Supplied records:
>>>>>

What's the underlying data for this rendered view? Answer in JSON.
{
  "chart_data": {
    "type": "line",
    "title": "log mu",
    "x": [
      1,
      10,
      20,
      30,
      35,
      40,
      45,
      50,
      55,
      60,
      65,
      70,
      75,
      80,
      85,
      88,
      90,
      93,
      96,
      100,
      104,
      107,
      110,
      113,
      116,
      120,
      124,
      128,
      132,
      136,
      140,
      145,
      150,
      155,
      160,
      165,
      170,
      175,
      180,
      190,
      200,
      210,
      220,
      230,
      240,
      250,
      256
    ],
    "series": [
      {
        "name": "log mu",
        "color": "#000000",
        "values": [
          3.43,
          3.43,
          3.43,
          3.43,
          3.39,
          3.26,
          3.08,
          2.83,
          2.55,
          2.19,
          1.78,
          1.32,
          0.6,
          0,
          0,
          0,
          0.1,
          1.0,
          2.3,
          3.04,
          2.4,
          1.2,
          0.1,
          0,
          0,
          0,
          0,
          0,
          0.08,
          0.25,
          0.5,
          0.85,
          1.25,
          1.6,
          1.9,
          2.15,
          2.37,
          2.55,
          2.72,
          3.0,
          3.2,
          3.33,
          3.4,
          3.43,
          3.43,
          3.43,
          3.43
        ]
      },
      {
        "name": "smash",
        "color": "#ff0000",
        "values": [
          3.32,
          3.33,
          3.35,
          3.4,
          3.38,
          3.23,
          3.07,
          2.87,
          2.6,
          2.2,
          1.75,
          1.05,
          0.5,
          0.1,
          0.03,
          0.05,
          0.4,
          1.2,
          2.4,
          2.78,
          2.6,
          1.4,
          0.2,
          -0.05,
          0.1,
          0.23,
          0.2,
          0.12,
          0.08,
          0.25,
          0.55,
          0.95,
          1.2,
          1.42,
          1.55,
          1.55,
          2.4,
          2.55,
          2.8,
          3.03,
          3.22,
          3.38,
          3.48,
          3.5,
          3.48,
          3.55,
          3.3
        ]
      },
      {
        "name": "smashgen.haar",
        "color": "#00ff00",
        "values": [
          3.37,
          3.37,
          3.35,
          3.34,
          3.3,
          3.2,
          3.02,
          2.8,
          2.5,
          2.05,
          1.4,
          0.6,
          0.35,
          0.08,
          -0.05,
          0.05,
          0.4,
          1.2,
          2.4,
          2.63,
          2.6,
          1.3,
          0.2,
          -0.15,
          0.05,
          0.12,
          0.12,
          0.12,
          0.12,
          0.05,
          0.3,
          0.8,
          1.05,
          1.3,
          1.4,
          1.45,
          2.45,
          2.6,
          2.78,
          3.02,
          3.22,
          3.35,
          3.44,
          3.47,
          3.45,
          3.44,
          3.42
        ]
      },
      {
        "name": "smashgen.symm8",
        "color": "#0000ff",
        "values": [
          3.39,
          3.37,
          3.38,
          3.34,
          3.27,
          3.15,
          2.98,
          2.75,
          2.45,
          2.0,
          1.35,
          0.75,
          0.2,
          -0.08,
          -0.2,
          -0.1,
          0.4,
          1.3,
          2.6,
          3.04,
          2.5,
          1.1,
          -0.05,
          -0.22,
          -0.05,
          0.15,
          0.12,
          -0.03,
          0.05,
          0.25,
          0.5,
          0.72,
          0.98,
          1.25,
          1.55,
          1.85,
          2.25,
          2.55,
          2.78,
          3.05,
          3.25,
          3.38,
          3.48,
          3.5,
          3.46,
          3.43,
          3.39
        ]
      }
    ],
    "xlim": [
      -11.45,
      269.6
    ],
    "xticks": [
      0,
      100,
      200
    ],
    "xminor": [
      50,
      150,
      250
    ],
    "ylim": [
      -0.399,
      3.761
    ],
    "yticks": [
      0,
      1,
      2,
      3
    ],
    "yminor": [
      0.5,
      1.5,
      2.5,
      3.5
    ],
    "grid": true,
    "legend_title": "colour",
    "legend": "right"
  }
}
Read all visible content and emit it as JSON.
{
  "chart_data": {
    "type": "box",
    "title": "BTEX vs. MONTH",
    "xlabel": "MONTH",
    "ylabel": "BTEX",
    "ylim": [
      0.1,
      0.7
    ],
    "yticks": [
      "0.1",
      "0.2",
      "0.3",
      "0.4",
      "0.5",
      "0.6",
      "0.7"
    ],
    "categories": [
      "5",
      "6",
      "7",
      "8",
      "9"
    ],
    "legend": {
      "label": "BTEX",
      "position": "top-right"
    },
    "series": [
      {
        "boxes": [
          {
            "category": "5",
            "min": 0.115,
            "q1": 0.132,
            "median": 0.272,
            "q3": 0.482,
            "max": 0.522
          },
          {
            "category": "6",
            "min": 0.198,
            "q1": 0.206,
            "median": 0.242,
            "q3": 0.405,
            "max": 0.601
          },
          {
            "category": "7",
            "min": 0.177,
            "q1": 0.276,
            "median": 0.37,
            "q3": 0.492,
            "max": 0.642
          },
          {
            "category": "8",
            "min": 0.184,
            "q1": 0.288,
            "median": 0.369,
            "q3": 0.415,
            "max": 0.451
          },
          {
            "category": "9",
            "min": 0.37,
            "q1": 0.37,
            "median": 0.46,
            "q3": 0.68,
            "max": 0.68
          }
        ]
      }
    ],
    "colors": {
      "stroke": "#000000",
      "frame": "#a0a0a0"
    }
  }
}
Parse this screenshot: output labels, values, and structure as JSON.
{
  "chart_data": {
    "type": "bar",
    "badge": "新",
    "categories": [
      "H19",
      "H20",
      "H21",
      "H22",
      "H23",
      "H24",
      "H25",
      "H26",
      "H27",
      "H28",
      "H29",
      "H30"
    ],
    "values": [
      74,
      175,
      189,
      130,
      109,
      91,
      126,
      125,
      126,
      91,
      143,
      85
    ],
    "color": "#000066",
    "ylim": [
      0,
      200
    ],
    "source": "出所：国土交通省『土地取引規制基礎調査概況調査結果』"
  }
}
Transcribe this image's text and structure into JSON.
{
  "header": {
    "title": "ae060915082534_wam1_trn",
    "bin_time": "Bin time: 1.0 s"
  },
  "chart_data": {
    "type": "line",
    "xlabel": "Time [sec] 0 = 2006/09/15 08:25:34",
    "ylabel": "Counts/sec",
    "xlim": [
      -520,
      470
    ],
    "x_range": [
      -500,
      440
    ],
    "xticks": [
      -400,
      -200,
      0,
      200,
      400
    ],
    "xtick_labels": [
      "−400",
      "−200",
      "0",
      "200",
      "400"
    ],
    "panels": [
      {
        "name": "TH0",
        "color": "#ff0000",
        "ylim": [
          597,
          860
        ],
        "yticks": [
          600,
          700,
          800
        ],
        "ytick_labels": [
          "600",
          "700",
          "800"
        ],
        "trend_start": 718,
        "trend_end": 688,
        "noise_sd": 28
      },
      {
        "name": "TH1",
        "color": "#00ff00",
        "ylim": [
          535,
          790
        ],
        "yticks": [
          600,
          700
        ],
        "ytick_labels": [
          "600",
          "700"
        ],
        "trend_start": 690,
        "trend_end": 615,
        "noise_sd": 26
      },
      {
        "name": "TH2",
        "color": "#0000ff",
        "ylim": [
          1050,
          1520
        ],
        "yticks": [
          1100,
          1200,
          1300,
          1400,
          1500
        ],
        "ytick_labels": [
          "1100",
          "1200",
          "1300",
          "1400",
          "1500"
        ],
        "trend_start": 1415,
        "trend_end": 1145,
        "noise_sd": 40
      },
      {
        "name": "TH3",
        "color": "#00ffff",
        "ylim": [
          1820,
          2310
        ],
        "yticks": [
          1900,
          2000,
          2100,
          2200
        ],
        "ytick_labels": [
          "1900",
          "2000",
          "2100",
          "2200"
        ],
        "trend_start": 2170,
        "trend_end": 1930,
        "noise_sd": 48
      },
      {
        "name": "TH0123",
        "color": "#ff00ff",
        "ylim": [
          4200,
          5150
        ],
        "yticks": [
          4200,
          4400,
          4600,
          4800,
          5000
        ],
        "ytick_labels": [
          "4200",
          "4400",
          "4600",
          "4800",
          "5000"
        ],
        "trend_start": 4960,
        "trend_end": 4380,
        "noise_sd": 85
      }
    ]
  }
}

<<<<<

To be done:
Write out each line of the data that holds the string "this".

Result of the exercise:
What's the underlying data for this rendered view? Answer in JSON.
Parse this screenshot: output labels, values, and structure as JSON.
Transcribe this image's text and structure into JSON.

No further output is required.